Count lines holding the word "nhiệm". Only the number is wanted.

(Items from a data source)
════════════════

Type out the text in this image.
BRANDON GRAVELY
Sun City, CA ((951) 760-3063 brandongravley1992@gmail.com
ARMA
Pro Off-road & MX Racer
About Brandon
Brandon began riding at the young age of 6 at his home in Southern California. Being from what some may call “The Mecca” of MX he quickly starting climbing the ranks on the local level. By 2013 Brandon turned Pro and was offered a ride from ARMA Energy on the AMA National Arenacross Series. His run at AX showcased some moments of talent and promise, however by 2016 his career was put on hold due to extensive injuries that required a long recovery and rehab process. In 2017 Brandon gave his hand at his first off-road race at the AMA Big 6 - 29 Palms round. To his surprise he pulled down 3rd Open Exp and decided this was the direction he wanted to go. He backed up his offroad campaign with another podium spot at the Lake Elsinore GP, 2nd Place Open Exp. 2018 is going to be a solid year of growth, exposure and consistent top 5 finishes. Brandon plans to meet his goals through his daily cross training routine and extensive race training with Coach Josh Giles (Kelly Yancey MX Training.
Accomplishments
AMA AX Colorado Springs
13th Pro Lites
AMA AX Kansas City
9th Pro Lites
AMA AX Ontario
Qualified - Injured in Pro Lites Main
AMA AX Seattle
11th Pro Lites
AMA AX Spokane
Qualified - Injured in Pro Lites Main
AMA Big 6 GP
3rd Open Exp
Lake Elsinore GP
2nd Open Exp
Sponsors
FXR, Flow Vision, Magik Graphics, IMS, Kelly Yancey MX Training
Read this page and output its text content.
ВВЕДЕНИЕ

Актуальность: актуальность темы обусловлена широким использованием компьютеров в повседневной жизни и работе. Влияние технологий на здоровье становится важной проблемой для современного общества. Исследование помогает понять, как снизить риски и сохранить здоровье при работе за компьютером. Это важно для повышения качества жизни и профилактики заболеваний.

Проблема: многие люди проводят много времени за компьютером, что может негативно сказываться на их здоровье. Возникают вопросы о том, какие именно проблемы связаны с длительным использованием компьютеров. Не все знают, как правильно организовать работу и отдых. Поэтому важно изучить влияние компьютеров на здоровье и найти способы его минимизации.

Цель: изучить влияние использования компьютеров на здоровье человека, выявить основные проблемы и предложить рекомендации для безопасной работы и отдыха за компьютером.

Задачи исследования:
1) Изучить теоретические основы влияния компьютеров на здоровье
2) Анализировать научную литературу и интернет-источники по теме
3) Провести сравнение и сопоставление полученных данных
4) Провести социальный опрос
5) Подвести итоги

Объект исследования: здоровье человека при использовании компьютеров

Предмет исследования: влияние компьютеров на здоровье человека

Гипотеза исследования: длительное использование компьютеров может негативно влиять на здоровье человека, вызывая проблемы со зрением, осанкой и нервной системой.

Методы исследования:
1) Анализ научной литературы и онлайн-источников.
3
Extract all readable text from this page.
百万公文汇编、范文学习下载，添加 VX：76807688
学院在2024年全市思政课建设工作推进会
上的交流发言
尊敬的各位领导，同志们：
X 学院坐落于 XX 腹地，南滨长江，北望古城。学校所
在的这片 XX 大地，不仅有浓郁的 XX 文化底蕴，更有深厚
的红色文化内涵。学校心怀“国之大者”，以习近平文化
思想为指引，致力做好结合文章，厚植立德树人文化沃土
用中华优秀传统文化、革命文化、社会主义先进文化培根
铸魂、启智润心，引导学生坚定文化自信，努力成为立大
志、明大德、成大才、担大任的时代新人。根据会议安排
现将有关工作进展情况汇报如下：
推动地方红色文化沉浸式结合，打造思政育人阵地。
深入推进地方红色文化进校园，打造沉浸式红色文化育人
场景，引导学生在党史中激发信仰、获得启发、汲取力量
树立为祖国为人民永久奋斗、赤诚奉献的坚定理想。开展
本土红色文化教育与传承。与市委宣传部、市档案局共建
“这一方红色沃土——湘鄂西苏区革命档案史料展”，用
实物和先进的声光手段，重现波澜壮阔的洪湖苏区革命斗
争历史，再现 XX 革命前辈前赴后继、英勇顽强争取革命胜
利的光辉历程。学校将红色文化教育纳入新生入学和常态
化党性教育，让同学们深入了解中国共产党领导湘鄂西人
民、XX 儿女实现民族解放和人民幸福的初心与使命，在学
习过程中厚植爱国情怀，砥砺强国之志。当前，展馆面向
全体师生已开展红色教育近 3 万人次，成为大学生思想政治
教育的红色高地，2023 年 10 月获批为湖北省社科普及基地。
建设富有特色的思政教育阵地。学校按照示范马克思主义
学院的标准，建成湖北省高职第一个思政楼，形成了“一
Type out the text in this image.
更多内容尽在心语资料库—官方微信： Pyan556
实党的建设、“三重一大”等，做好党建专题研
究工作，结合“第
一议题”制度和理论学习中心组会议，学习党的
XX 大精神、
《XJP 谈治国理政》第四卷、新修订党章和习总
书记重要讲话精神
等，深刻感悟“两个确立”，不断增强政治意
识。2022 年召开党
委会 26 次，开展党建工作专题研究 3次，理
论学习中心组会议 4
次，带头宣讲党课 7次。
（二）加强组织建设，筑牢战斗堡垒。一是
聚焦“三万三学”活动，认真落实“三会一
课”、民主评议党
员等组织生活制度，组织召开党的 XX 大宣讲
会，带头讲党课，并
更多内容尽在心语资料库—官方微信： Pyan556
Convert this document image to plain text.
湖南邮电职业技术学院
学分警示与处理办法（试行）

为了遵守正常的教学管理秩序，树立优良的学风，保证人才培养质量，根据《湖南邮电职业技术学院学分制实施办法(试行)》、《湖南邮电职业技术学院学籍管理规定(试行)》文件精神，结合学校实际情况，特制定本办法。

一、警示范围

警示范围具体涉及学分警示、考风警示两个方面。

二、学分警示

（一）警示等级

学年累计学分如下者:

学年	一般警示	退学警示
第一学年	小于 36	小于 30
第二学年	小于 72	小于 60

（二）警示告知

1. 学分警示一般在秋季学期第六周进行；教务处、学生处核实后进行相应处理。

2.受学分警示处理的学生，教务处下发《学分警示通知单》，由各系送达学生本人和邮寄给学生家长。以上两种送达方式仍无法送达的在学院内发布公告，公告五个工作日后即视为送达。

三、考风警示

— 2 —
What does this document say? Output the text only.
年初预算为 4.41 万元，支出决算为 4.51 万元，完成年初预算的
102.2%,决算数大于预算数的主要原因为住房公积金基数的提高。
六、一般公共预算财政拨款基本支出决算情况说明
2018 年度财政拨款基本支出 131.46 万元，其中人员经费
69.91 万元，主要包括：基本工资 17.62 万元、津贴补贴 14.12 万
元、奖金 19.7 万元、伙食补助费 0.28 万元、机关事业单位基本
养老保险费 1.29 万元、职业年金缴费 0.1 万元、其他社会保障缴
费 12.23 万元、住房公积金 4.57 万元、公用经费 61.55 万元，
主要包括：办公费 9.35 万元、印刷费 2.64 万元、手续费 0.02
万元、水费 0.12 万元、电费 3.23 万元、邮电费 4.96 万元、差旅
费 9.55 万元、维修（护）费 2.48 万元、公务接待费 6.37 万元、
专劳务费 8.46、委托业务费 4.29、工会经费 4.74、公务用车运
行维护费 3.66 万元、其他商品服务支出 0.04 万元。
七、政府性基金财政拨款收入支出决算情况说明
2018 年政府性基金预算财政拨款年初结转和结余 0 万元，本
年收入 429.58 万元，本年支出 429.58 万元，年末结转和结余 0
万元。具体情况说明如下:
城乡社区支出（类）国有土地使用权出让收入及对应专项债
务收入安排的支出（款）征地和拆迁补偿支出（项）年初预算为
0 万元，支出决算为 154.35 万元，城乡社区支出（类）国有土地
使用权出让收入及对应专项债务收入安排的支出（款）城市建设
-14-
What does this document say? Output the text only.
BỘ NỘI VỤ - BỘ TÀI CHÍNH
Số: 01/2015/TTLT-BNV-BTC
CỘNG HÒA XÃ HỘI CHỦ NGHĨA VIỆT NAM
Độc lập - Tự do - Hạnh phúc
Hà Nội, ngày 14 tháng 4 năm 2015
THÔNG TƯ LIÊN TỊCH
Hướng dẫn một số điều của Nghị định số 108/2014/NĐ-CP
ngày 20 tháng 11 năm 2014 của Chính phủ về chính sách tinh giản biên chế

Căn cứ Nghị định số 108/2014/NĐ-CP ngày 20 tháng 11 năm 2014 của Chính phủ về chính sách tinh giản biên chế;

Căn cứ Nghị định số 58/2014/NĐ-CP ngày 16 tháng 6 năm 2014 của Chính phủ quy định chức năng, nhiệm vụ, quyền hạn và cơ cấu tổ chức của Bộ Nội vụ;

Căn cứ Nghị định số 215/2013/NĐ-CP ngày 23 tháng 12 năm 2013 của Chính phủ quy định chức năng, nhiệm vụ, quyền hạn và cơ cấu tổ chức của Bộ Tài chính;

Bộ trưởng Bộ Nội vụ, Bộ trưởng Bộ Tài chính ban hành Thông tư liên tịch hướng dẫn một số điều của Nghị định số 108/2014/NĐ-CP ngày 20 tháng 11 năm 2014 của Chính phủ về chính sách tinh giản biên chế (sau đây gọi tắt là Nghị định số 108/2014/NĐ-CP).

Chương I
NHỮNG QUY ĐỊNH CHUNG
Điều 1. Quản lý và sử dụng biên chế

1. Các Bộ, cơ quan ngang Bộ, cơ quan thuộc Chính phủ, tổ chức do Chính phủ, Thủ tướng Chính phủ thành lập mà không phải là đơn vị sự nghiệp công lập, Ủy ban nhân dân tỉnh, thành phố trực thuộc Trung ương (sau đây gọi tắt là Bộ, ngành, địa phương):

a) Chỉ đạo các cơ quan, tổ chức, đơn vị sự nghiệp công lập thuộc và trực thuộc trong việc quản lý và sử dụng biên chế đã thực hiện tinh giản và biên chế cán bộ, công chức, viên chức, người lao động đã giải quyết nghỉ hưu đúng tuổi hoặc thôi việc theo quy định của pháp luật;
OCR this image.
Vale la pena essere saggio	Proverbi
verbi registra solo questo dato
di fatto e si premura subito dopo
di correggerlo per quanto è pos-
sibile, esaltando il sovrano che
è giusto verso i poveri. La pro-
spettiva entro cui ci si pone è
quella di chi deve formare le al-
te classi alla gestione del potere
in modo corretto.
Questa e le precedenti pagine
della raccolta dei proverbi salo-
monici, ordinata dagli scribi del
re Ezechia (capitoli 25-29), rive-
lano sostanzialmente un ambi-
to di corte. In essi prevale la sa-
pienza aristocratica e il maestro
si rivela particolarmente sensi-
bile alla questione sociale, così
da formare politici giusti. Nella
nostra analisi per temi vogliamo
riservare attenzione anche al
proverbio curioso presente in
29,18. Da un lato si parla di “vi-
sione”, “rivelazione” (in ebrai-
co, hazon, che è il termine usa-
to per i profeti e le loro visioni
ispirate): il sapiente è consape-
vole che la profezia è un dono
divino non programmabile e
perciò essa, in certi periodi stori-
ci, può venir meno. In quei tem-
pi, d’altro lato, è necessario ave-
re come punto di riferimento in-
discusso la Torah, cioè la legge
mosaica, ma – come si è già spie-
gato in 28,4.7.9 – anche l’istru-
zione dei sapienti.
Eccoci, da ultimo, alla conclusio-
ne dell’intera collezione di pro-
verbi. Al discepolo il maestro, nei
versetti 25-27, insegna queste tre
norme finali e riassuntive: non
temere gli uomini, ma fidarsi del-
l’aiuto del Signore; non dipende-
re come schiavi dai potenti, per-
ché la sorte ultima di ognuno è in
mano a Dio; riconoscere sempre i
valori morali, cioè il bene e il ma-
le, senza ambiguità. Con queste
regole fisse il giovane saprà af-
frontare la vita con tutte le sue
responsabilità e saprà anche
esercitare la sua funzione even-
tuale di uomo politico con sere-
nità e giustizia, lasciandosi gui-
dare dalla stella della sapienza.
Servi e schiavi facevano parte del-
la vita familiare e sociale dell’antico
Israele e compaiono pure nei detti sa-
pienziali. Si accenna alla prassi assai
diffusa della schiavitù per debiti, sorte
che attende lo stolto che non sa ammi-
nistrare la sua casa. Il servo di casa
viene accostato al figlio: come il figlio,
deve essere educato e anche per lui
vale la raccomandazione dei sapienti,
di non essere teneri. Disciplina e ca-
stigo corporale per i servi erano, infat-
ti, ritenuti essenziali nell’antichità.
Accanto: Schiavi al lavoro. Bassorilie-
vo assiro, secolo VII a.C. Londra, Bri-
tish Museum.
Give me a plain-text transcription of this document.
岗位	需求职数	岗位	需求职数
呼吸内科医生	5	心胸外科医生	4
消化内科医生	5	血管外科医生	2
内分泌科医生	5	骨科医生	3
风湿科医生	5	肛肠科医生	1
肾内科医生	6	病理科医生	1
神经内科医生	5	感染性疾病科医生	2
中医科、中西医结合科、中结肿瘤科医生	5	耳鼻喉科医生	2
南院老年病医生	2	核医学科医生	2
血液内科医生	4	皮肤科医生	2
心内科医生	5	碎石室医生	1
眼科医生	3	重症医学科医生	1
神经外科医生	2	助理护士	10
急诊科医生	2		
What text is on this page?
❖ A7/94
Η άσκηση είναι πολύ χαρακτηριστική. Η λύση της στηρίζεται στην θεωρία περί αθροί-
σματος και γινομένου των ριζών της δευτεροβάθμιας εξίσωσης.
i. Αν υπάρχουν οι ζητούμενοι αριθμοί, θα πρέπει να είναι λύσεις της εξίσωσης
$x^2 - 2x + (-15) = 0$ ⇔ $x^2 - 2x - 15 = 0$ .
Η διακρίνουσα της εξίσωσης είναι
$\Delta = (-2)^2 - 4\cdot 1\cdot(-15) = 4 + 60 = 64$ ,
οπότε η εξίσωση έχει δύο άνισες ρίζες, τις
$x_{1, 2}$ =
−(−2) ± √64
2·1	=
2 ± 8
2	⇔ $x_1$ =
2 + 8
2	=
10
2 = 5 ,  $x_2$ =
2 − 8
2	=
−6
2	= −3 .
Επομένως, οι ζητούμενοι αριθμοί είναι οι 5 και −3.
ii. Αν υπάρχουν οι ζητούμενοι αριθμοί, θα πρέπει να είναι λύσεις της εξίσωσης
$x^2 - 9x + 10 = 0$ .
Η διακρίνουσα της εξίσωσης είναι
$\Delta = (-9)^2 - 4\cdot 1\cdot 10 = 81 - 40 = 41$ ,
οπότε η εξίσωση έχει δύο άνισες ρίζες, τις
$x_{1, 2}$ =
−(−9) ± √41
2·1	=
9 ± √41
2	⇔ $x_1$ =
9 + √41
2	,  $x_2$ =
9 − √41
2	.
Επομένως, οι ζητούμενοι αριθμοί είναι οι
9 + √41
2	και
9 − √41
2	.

════════════════

CORRECT RESULT: 2